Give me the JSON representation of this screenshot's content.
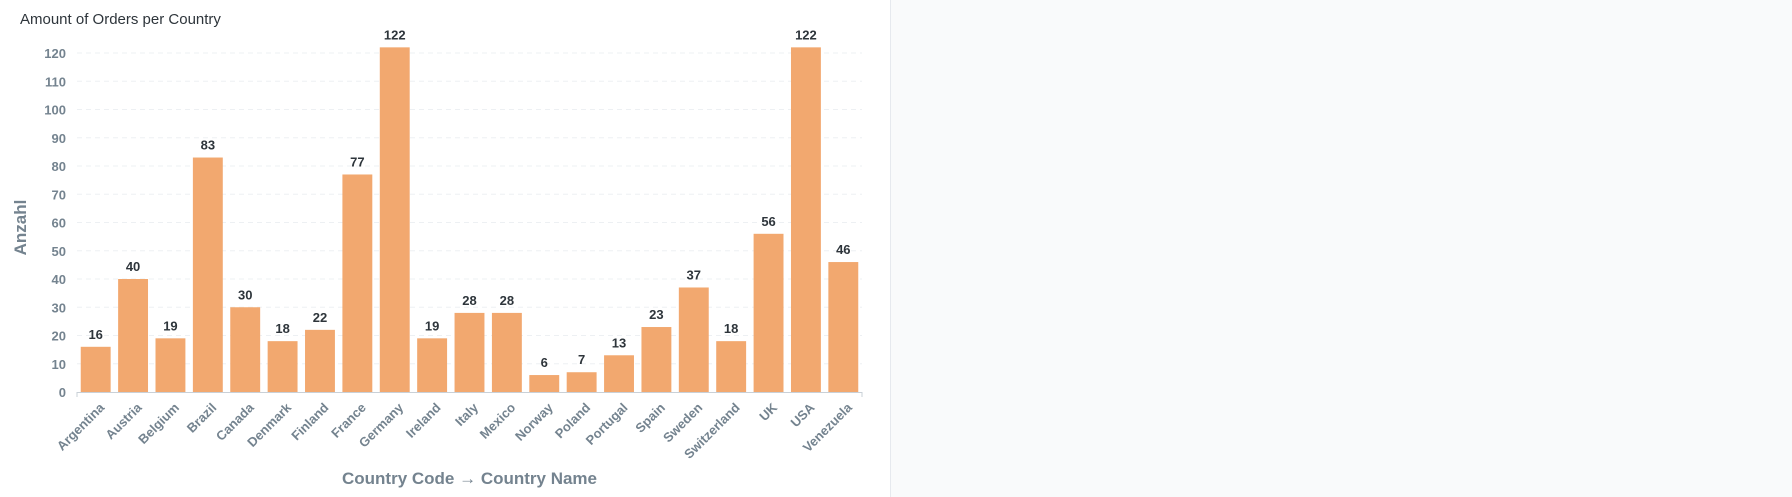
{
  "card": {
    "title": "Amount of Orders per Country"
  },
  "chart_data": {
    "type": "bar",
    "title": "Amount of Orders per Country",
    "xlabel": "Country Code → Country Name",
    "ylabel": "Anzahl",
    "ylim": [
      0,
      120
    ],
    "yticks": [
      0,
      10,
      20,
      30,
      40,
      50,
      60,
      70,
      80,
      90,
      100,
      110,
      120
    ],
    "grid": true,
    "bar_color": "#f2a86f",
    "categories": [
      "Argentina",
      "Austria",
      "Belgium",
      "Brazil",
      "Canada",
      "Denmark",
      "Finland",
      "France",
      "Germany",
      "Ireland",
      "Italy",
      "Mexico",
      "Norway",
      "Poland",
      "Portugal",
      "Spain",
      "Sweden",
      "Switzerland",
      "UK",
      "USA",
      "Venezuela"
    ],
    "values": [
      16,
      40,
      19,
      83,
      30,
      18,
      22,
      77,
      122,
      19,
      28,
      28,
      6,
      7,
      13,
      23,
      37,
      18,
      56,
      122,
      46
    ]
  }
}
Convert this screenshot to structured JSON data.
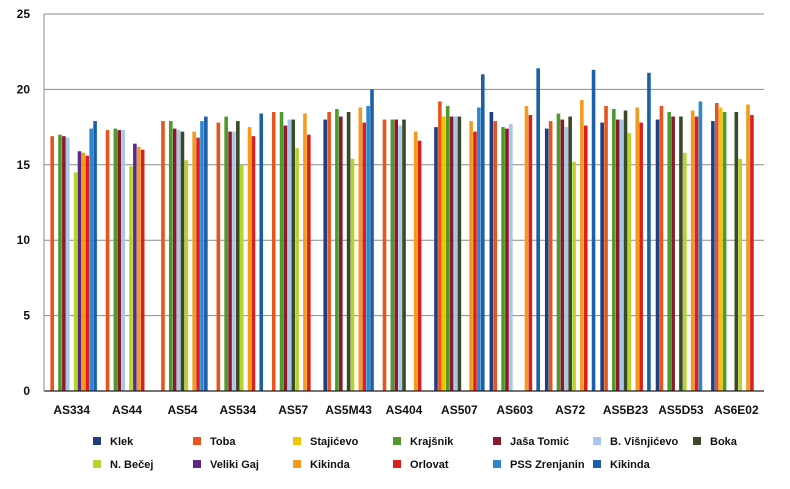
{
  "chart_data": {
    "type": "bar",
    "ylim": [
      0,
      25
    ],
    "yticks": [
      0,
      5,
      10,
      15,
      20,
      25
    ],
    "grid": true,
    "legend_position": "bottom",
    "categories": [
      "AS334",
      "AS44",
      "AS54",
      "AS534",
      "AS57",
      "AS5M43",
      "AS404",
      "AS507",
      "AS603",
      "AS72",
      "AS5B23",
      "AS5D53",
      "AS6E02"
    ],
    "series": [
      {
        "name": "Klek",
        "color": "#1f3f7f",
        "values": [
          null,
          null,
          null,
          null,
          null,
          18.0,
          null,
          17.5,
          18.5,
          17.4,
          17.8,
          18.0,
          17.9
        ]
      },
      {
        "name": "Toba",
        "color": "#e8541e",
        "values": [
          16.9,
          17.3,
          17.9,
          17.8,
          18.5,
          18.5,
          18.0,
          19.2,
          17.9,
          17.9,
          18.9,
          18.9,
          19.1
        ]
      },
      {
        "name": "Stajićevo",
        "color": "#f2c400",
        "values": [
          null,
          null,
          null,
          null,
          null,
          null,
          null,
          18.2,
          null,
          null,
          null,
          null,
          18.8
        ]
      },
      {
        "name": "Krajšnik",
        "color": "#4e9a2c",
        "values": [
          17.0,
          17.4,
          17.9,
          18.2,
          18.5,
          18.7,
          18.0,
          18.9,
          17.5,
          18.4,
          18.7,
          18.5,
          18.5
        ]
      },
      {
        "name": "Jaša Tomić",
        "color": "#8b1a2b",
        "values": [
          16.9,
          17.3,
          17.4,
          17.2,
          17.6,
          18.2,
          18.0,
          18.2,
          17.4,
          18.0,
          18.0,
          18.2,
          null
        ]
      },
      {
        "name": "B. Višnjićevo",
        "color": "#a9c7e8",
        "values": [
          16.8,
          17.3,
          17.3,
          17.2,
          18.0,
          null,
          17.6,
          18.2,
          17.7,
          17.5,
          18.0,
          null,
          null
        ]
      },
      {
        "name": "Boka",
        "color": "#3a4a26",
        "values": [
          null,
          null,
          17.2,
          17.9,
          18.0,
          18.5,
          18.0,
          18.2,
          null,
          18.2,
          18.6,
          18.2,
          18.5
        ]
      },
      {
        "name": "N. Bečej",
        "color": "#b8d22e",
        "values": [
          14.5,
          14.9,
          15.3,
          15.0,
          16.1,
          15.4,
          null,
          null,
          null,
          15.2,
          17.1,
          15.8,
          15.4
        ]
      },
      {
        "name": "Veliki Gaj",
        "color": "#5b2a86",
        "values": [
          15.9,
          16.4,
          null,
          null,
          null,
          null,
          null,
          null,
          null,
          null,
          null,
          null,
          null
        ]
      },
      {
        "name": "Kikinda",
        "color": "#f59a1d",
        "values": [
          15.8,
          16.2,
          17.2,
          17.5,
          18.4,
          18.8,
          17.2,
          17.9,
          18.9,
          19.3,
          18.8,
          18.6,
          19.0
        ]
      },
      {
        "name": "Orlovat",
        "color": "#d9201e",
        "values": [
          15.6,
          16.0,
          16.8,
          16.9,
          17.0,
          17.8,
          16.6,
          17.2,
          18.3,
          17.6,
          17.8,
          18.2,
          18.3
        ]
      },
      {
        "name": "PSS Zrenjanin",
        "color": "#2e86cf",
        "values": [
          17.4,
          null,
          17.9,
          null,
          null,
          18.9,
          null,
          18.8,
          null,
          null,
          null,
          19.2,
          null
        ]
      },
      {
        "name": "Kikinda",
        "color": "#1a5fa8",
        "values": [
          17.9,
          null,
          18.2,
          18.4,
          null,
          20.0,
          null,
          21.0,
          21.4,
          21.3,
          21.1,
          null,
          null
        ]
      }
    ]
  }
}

•••••

→ **Problem to work on**
Every record above should be written out again without change, except that the pictures are left out.

→ **Final result**
Give me the JSON representation of this screenshot's content.
{
  "card": {
    "title": "Amount of Orders per Country"
  },
  "chart_data": {
    "type": "bar",
    "title": "Amount of Orders per Country",
    "xlabel": "Country Code → Country Name",
    "ylabel": "Anzahl",
    "ylim": [
      0,
      120
    ],
    "yticks": [
      0,
      10,
      20,
      30,
      40,
      50,
      60,
      70,
      80,
      90,
      100,
      110,
      120
    ],
    "grid": true,
    "bar_color": "#f2a86f",
    "categories": [
      "Argentina",
      "Austria",
      "Belgium",
      "Brazil",
      "Canada",
      "Denmark",
      "Finland",
      "France",
      "Germany",
      "Ireland",
      "Italy",
      "Mexico",
      "Norway",
      "Poland",
      "Portugal",
      "Spain",
      "Sweden",
      "Switzerland",
      "UK",
      "USA",
      "Venezuela"
    ],
    "values": [
      16,
      40,
      19,
      83,
      30,
      18,
      22,
      77,
      122,
      19,
      28,
      28,
      6,
      7,
      13,
      23,
      37,
      18,
      56,
      122,
      46
    ]
  }
}
Convert this screenshot to structured JSON data.
{
  "chart_data": {
    "type": "bar",
    "ylim": [
      0,
      25
    ],
    "yticks": [
      0,
      5,
      10,
      15,
      20,
      25
    ],
    "grid": true,
    "legend_position": "bottom",
    "categories": [
      "AS334",
      "AS44",
      "AS54",
      "AS534",
      "AS57",
      "AS5M43",
      "AS404",
      "AS507",
      "AS603",
      "AS72",
      "AS5B23",
      "AS5D53",
      "AS6E02"
    ],
    "series": [
      {
        "name": "Klek",
        "color": "#1f3f7f",
        "values": [
          null,
          null,
          null,
          null,
          null,
          18.0,
          null,
          17.5,
          18.5,
          17.4,
          17.8,
          18.0,
          17.9
        ]
      },
      {
        "name": "Toba",
        "color": "#e8541e",
        "values": [
          16.9,
          17.3,
          17.9,
          17.8,
          18.5,
          18.5,
          18.0,
          19.2,
          17.9,
          17.9,
          18.9,
          18.9,
          19.1
        ]
      },
      {
        "name": "Stajićevo",
        "color": "#f2c400",
        "values": [
          null,
          null,
          null,
          null,
          null,
          null,
          null,
          18.2,
          null,
          null,
          null,
          null,
          18.8
        ]
      },
      {
        "name": "Krajšnik",
        "color": "#4e9a2c",
        "values": [
          17.0,
          17.4,
          17.9,
          18.2,
          18.5,
          18.7,
          18.0,
          18.9,
          17.5,
          18.4,
          18.7,
          18.5,
          18.5
        ]
      },
      {
        "name": "Jaša Tomić",
        "color": "#8b1a2b",
        "values": [
          16.9,
          17.3,
          17.4,
          17.2,
          17.6,
          18.2,
          18.0,
          18.2,
          17.4,
          18.0,
          18.0,
          18.2,
          null
        ]
      },
      {
        "name": "B. Višnjićevo",
        "color": "#a9c7e8",
        "values": [
          16.8,
          17.3,
          17.3,
          17.2,
          18.0,
          null,
          17.6,
          18.2,
          17.7,
          17.5,
          18.0,
          null,
          null
        ]
      },
      {
        "name": "Boka",
        "color": "#3a4a26",
        "values": [
          null,
          null,
          17.2,
          17.9,
          18.0,
          18.5,
          18.0,
          18.2,
          null,
          18.2,
          18.6,
          18.2,
          18.5
        ]
      },
      {
        "name": "N. Bečej",
        "color": "#b8d22e",
        "values": [
          14.5,
          14.9,
          15.3,
          15.0,
          16.1,
          15.4,
          null,
          null,
          null,
          15.2,
          17.1,
          15.8,
          15.4
        ]
      },
      {
        "name": "Veliki Gaj",
        "color": "#5b2a86",
        "values": [
          15.9,
          16.4,
          null,
          null,
          null,
          null,
          null,
          null,
          null,
          null,
          null,
          null,
          null
        ]
      },
      {
        "name": "Kikinda",
        "color": "#f59a1d",
        "values": [
          15.8,
          16.2,
          17.2,
          17.5,
          18.4,
          18.8,
          17.2,
          17.9,
          18.9,
          19.3,
          18.8,
          18.6,
          19.0
        ]
      },
      {
        "name": "Orlovat",
        "color": "#d9201e",
        "values": [
          15.6,
          16.0,
          16.8,
          16.9,
          17.0,
          17.8,
          16.6,
          17.2,
          18.3,
          17.6,
          17.8,
          18.2,
          18.3
        ]
      },
      {
        "name": "PSS Zrenjanin",
        "color": "#2e86cf",
        "values": [
          17.4,
          null,
          17.9,
          null,
          null,
          18.9,
          null,
          18.8,
          null,
          null,
          null,
          19.2,
          null
        ]
      },
      {
        "name": "Kikinda",
        "color": "#1a5fa8",
        "values": [
          17.9,
          null,
          18.2,
          18.4,
          null,
          20.0,
          null,
          21.0,
          21.4,
          21.3,
          21.1,
          null,
          null
        ]
      }
    ]
  }
}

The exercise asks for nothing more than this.